= Необходимые действия =
• A. Выпишите из текста о подготовке конгресса в Фокшанах фрагмент между словами «Во избежание затруднений» и «приема турецких послов.», включая их самих.
• B. Допишите продолжение текста о подготовке конгресса в Фокшанах, начиная сразу после его последнего предложения.
### Отрывок ###
Румянцеву и направленному ему в помощь для сношений с турками опытному дипломату Ивану Матвеевичу Симолину полетело указание заключить перемирие до 10 сентября. Румянцев повиновался неохотно. Военные действия могли возобновиться в выгодный для неприятеля момент, когда турецкая армия была бы в полном сборе, в то время как в конце октября в лагере великого визиря начался «великий побег»: турки спешили пережить тяготы зимней распутицы на зимних квартирах. Из полномочий Румянцева исключили вопрос о заключении перемирия на Средиземном море. Решать этот вопрос поручили Алексею Орлову. Лишь в конце июля на острове Парос было подписано соответствующее соглашение со сроком действия до 1 ноября 1772 г.
Между тем развернулись жаркие споры о месте проведения конгресса. Турки предлагали устроить его в Яссах, но русское правительство не соглашалось. В Яссах находился штаб Румянцева, и переводить его в другое место было накладно. Орлов предлагал избрать Измаил, в котором «по удалению его полномочные не будут обеспокоены иностранцами». Но Измаил также не подходил: в нем строились суда Дунайской флотилии, необходимые для похода на Константинополь. Впрочем, турки тоже высказывались против Измаила, ссылаясь на сырость этого места и обилие комаров. Действительные причины их отказа ни для кого не составляли секрета: мечети Измаила были заняты под русские церкви и военные склады.
Выбор пал на Фокшаны, небольшой городок, расположенный в 75 километрах от Галаца, на границе Молдавии и Валахии.
Полномочными послами на конгресс были определены с русской стороны Григорий Орлов и Обресков, с турецкой – нишанджи Осман-эфенди и шейх храма Айя-София Яссинни-заде, который, по словам турецкого историка Васыфа, «имел специальную комиссию вести дискуссию по вопросам, имеющим отношение к религии». Подразумевался вопрос о Крыме, зависимость которого от Порты объяснялась турками религиозными связями Османской империи и Крымского ханства.
Обресков собирался на конгресс с легкой душой. Османа он хорошо знал по долгим годам службы в Константинополе. В течение трех лет перед объявлением войны он был реис-эфенди и на этом посту показал себя человеком сведущим и реалистически мыслящим. Обресков не раз с успехом обсуждал с ним щекотливые вопросы, касавшиеся польских дел.
Во избежание затруднений в церемониале было решено, чтобы русские послы в качестве хозяев отправились в Фокшаны раньше турок и приняли бы последних как гостей. Алексей Михайлович выехал из Петербурга в начале апреля и спешно, на почтовых лошадях, направился в ставку Румянцева в Яссах. С ним следовали Левашов, Лашкарев, Пиний, Мельников, на которых лежала ответственность за все приготовления для приема турецких послов.
### Извлечённые записи ###
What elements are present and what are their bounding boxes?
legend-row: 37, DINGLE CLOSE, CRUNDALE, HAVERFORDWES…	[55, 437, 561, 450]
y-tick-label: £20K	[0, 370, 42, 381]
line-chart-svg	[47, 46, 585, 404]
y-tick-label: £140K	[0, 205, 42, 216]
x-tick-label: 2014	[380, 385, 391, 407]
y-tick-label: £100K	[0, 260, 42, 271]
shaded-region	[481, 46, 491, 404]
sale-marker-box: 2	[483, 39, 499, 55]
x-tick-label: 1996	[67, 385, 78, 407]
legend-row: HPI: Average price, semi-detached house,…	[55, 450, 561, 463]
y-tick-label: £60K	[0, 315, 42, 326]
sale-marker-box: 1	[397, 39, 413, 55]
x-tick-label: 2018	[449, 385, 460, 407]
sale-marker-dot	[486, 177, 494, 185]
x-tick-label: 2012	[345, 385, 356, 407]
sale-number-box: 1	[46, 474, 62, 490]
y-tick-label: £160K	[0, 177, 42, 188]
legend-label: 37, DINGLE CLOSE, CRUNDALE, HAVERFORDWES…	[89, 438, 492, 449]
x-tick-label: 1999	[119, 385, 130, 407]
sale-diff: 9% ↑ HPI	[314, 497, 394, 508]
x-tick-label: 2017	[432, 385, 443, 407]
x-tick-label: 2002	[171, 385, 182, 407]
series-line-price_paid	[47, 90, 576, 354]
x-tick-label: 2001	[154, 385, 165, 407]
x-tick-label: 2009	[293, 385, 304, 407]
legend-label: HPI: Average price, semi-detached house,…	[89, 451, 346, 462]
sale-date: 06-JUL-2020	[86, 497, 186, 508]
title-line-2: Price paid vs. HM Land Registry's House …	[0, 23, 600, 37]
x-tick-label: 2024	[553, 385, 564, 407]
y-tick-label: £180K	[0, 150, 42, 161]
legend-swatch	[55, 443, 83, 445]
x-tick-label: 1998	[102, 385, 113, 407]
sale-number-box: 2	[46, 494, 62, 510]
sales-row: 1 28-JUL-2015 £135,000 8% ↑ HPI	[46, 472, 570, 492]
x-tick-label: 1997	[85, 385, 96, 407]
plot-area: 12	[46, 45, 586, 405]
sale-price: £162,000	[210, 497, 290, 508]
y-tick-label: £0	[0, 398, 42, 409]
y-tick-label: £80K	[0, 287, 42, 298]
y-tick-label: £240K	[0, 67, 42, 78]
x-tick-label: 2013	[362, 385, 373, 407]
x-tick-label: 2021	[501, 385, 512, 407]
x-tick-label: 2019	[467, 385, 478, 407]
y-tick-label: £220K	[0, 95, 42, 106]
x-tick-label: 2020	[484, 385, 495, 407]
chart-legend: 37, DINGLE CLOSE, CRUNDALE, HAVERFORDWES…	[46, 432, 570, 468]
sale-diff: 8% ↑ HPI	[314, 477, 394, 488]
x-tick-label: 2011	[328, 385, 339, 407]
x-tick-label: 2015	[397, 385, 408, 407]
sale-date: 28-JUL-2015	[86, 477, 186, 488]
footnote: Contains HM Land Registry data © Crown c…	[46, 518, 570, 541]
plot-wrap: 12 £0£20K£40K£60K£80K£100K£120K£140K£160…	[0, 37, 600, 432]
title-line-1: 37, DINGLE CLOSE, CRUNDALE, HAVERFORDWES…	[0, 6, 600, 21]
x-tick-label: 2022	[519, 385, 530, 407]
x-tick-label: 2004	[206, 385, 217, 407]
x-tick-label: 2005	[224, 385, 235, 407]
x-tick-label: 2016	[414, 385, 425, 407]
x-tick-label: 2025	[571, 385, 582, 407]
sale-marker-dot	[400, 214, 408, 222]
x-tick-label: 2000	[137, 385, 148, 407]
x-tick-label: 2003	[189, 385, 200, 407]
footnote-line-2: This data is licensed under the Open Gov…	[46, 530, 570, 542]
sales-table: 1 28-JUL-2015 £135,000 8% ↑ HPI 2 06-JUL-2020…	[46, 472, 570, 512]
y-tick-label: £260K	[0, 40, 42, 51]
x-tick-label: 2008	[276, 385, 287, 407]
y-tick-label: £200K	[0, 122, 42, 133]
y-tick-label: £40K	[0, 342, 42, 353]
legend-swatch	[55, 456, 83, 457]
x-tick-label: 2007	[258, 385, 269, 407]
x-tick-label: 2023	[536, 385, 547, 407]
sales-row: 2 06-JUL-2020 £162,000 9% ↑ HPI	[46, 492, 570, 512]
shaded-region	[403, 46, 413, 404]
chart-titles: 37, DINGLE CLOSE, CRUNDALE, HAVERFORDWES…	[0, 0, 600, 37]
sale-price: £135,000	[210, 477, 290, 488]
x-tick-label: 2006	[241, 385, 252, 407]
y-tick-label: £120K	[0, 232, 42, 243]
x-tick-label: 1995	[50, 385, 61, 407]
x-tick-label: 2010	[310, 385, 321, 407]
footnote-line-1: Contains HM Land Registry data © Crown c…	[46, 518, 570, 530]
###
= Результаты по заданиям =
• A.
Во избежание затруднений в церемониале было решено, чтобы русские послы в качестве хозяев отправились в Фокшаны раньше турок и приняли бы последних как гостей. Алексей Михайлович выехал из Петербурга в начале апреля и спешно, на почтовых лошадях, направился в ставку Румянцева в Яссах. С ним следовали Левашов, Лашкарев, Пиний, Мельников, на которых лежала ответственность за все приготовления для приема турецких послов.

• B.
Конгресс было решено обставить пышно и торжественно. Русское правительство приняло целиком на свой счет содержание турецких полномочных вместе со всей их свитой. Обрескову на расходы пожаловали 70 тысяч рублей.
Сборы Орлова к отъезду поразили всех невиданным великолепием. Ему преподнесли много дорогих платьев, из которых одно, осыпанное бриллиантами, стоило, как говорили, миллион рублей. Свита, назначенная сопровождать Орлова в Фокшаны, составила целый двор. Тут были и маршалы, и камергеры, и пажи. Одних придворных лакеев, разодетых в парадные ливреи, насчитывалось 24 человека. Обоз посла составляли роскошно сформированная кухня, винные погреба, великолепные придворные экипажи.
«Мои ангелы мира, думаю, находятся теперь лицом к лицу с этими дрянными турецкими бородачами, – писала в июне Екатерина госпоже Бьельке. – Граф Орлов, который без преувеличения самый красивый человек своего времени, должен казаться действительно ангелом перед этим мужичьем; у него свита блестящая, отборная, и мой посол не презирает великолепия и блеска».
25 апреля пышное посольство выехало из Царского Села. 15 мая Румянцев доносил императрице из Ясс, что «имел удовольствие принимать графа Орлова и видеть его в добром здравии после понесенных трудности и невзгод в далеком пути».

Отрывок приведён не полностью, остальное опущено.